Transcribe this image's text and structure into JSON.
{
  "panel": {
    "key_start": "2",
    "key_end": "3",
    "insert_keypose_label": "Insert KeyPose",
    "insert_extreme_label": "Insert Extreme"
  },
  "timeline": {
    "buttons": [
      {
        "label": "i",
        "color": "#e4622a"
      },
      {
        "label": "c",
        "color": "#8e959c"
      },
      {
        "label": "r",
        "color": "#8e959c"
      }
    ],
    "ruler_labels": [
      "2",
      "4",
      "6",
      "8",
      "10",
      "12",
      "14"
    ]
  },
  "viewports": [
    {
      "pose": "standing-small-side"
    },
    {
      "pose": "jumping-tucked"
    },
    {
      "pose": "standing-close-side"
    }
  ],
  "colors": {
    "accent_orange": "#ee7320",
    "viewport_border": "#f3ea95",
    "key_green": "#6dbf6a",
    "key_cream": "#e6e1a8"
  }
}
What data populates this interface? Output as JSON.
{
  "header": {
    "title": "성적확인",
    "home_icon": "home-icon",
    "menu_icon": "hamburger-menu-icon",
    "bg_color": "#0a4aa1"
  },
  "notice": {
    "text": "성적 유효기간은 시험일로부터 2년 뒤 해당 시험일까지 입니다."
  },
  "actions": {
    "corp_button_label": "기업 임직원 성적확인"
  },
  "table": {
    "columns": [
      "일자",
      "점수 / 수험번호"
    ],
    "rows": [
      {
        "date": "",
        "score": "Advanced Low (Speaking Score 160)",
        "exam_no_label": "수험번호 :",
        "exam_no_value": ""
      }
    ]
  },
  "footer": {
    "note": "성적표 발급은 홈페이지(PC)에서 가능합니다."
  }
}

--------------------

(What you need to do): Determine how many lines above contain "standing" as a word or string. Give the number alone.

(Solution below): 2